=== YOUR TASK ===
Give every line back verbatim, dropping all images.

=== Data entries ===
================

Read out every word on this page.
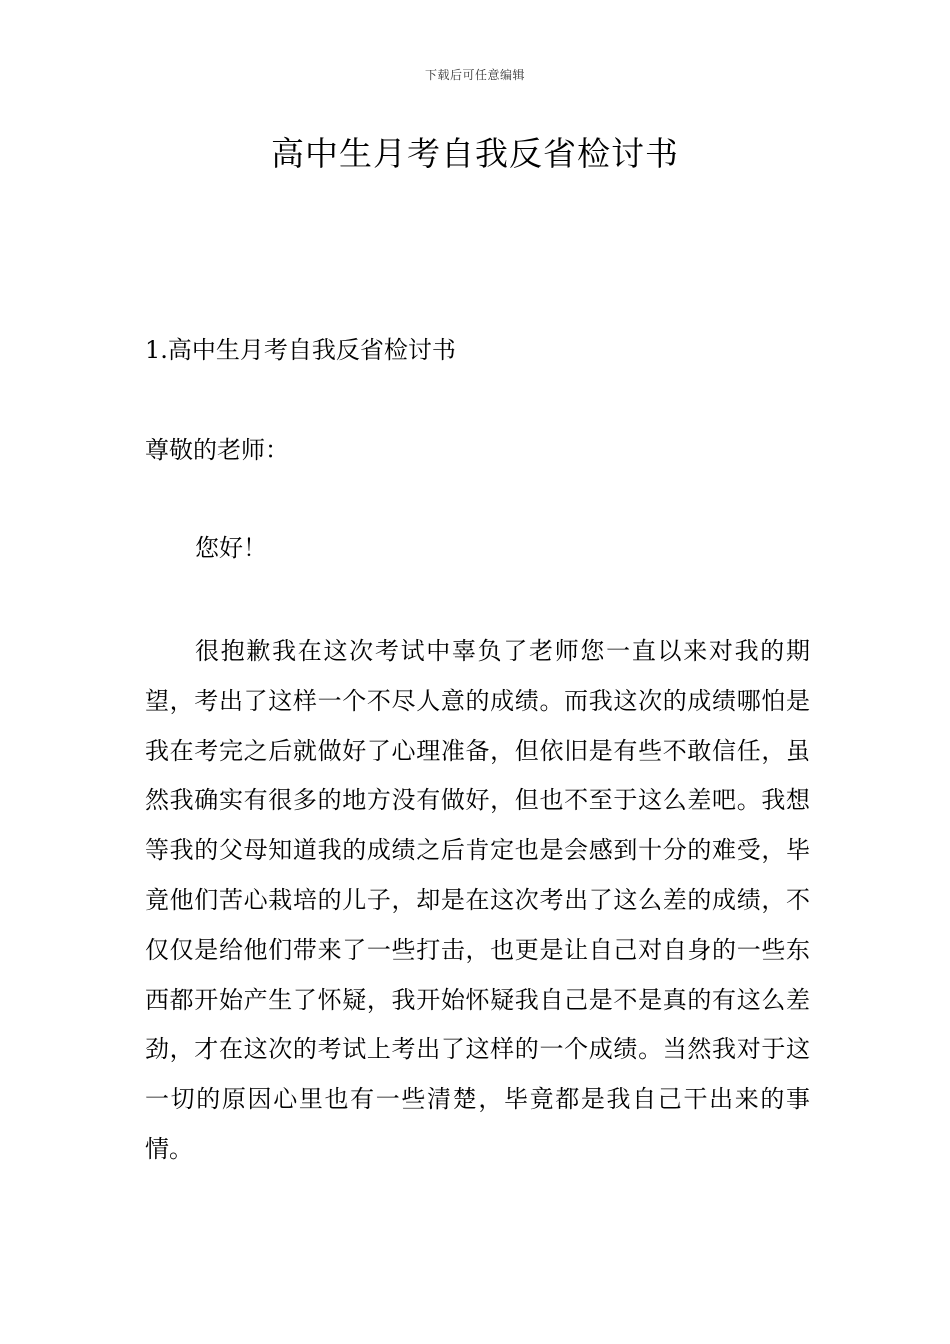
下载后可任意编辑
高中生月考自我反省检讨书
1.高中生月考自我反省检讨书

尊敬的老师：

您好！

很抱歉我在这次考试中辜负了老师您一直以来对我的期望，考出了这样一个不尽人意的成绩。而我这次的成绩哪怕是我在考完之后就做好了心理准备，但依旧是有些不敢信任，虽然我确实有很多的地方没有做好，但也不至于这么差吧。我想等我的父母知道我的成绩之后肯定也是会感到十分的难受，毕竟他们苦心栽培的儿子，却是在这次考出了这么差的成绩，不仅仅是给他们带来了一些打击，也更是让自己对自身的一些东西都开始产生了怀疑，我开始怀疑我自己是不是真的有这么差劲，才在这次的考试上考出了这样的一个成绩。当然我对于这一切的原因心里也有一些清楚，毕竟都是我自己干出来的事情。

================

=== WRITTEN ANSWER ===
Read out every word on this page.
下载后可任意编辑
高中生月考自我反省检讨书
1.高中生月考自我反省检讨书

尊敬的老师：

您好！

很抱歉我在这次考试中辜负了老师您一直以来对我的期望，考出了这样一个不尽人意的成绩。而我这次的成绩哪怕是我在考完之后就做好了心理准备，但依旧是有些不敢信任，虽然我确实有很多的地方没有做好，但也不至于这么差吧。我想等我的父母知道我的成绩之后肯定也是会感到十分的难受，毕竟他们苦心栽培的儿子，却是在这次考出了这么差的成绩，不仅仅是给他们带来了一些打击，也更是让自己对自身的一些东西都开始产生了怀疑，我开始怀疑我自己是不是真的有这么差劲，才在这次的考试上考出了这样的一个成绩。当然我对于这一切的原因心里也有一些清楚，毕竟都是我自己干出来的事情。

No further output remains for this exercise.